— TASK —
Give only the number of lines in the records that include the string "pojemność".

— DATA FOR THE TASK —
---*---

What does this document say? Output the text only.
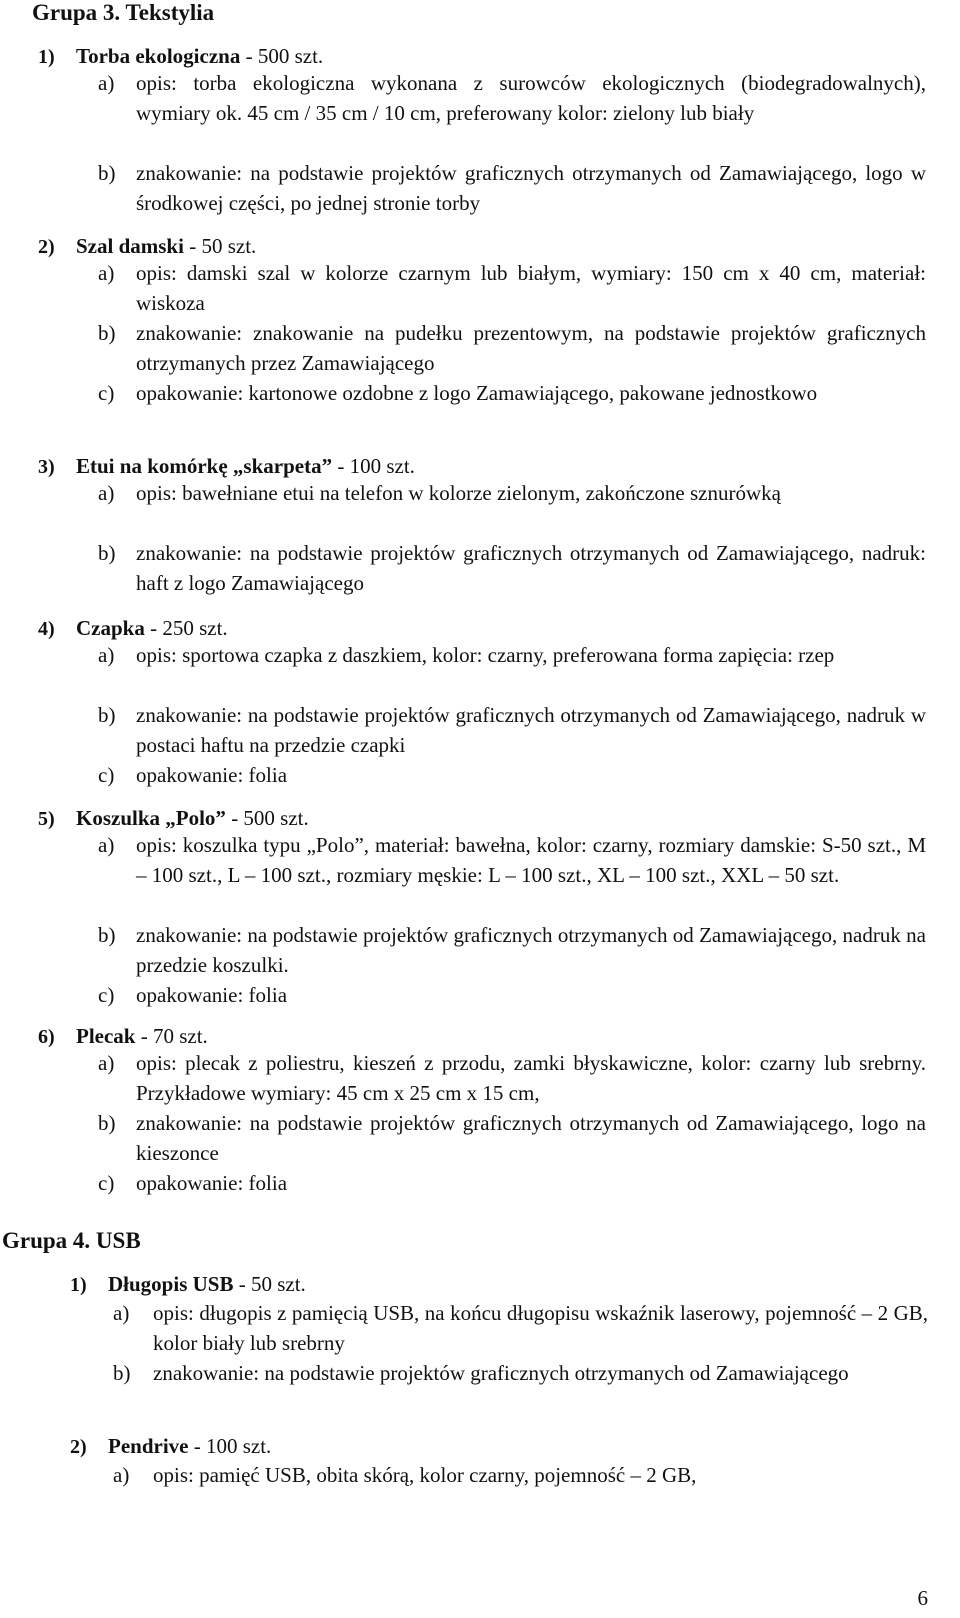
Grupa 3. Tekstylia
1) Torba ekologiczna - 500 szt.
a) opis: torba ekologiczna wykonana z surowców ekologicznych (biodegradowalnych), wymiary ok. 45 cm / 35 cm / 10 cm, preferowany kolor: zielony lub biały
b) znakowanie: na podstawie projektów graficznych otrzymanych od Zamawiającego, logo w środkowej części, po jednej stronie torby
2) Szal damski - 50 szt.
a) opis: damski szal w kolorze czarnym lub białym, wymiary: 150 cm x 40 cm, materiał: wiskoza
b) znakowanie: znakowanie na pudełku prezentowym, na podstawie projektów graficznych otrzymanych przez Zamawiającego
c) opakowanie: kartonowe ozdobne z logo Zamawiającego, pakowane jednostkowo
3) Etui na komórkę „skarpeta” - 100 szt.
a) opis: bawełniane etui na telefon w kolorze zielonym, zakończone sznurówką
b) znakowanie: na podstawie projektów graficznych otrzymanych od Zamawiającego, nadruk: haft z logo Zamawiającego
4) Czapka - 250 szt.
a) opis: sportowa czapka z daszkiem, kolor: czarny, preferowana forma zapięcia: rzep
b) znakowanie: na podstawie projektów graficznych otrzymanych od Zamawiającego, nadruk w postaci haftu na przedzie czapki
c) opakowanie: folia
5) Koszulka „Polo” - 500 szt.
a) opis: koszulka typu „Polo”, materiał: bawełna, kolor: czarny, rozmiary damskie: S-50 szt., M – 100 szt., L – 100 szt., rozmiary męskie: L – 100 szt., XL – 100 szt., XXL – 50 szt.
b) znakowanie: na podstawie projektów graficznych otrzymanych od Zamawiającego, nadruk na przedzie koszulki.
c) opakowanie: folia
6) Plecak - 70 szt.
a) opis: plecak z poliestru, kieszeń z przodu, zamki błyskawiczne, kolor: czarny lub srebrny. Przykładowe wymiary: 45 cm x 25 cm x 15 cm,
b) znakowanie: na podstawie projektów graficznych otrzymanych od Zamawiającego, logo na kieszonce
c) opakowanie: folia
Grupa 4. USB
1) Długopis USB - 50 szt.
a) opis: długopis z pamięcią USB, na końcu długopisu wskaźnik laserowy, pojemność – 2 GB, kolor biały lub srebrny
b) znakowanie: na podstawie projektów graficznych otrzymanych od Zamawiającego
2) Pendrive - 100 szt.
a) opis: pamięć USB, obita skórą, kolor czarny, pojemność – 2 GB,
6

---*---

— RESULT FOR THIS EXERCISE —
2